- Work to be completed
Lift out each line of the data that holds "JSON".

:: Source material ::

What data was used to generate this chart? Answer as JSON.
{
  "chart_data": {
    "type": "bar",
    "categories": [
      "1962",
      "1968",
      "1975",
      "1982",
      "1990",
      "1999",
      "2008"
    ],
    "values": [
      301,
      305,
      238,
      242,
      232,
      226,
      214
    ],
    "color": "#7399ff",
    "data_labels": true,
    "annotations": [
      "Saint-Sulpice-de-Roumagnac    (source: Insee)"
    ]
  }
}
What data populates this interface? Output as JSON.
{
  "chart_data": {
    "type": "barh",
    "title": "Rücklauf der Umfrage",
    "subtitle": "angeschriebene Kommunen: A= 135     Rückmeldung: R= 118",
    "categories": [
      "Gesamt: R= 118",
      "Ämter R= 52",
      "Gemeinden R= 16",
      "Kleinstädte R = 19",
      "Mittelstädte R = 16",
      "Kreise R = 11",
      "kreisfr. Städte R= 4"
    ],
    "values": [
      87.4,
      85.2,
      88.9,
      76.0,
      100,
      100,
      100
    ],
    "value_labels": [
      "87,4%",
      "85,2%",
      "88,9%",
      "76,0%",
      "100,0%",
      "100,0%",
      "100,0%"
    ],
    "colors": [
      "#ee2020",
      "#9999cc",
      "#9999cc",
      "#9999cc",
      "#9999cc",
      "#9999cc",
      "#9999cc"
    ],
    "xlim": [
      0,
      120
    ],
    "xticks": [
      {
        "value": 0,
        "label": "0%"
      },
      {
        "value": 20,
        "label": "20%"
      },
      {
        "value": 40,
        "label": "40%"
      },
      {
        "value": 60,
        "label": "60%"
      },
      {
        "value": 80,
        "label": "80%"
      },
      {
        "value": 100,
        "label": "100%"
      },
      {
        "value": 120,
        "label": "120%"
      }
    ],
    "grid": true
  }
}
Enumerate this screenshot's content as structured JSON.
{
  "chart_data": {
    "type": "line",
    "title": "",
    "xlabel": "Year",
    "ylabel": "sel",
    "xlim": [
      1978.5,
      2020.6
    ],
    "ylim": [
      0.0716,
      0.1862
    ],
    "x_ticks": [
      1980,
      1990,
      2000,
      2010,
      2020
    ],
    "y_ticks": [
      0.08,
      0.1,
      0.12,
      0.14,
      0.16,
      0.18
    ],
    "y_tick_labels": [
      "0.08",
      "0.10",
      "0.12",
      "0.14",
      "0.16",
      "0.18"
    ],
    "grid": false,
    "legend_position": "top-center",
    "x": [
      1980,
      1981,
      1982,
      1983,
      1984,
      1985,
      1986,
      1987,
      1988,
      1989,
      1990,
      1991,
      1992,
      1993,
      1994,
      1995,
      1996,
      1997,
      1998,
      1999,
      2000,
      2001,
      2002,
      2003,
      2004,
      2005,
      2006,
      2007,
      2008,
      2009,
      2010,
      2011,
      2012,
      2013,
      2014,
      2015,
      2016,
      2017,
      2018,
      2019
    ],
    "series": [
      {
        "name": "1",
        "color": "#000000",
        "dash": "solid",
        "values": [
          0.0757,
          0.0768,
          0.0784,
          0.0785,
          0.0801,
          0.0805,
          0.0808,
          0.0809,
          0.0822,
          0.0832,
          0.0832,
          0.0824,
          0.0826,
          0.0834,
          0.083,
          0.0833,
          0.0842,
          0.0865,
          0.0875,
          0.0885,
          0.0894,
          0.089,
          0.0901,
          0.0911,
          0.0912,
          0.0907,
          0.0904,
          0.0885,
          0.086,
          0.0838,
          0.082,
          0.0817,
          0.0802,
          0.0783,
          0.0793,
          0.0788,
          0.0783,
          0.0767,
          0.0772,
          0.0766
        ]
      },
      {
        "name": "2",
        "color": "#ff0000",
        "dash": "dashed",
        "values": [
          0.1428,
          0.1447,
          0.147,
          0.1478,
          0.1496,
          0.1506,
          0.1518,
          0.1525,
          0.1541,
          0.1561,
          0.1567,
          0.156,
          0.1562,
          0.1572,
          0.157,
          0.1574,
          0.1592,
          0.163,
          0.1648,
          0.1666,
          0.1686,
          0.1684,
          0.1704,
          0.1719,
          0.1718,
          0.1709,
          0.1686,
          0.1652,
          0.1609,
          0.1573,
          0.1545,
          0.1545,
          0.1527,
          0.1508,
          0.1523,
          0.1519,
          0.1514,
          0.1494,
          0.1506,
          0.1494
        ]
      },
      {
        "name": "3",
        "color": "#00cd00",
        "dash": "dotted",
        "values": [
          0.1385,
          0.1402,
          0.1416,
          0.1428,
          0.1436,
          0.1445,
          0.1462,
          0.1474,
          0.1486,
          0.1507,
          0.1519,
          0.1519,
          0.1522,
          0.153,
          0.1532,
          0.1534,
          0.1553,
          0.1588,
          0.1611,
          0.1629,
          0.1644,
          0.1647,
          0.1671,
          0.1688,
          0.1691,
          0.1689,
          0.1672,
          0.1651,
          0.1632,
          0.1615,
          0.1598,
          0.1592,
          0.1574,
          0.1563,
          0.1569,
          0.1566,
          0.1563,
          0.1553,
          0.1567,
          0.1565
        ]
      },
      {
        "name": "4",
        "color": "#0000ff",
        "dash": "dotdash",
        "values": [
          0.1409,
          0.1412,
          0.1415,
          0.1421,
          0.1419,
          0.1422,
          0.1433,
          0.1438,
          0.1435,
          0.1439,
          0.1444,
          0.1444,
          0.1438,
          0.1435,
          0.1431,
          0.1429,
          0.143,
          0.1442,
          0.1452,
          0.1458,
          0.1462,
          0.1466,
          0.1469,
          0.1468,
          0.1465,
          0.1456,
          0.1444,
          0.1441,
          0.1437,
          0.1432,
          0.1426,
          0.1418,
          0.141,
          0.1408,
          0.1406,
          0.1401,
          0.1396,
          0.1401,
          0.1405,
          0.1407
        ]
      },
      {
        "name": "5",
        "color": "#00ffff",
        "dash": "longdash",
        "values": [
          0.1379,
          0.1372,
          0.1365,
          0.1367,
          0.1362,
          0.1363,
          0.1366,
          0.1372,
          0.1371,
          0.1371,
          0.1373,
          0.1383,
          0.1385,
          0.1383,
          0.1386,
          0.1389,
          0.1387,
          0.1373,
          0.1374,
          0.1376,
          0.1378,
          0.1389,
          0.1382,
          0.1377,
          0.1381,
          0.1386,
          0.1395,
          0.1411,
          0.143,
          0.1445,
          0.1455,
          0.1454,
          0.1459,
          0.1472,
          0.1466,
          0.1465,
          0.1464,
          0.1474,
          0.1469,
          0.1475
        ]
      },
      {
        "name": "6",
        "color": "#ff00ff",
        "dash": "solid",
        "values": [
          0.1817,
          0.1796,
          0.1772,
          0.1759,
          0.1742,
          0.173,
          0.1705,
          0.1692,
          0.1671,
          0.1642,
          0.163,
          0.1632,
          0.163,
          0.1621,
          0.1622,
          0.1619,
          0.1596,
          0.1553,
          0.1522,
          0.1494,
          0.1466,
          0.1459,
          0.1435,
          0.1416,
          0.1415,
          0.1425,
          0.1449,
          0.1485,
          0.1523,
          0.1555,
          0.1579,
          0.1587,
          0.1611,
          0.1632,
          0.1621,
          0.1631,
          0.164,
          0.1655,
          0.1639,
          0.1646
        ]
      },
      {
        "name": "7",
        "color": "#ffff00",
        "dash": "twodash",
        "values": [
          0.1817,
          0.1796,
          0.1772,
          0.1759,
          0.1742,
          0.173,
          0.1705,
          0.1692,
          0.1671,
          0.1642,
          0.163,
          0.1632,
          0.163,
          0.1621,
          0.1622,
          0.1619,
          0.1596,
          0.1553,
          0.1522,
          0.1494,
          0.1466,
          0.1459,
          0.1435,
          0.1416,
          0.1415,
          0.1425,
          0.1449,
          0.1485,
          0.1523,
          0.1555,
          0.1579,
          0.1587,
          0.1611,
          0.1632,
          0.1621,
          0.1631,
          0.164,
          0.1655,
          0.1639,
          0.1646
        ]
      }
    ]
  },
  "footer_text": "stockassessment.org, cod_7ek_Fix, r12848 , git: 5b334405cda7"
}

:::

- The output
What data was used to generate this chart? Answer as JSON.
What data populates this interface? Output as JSON.
Enumerate this screenshot's content as structured JSON.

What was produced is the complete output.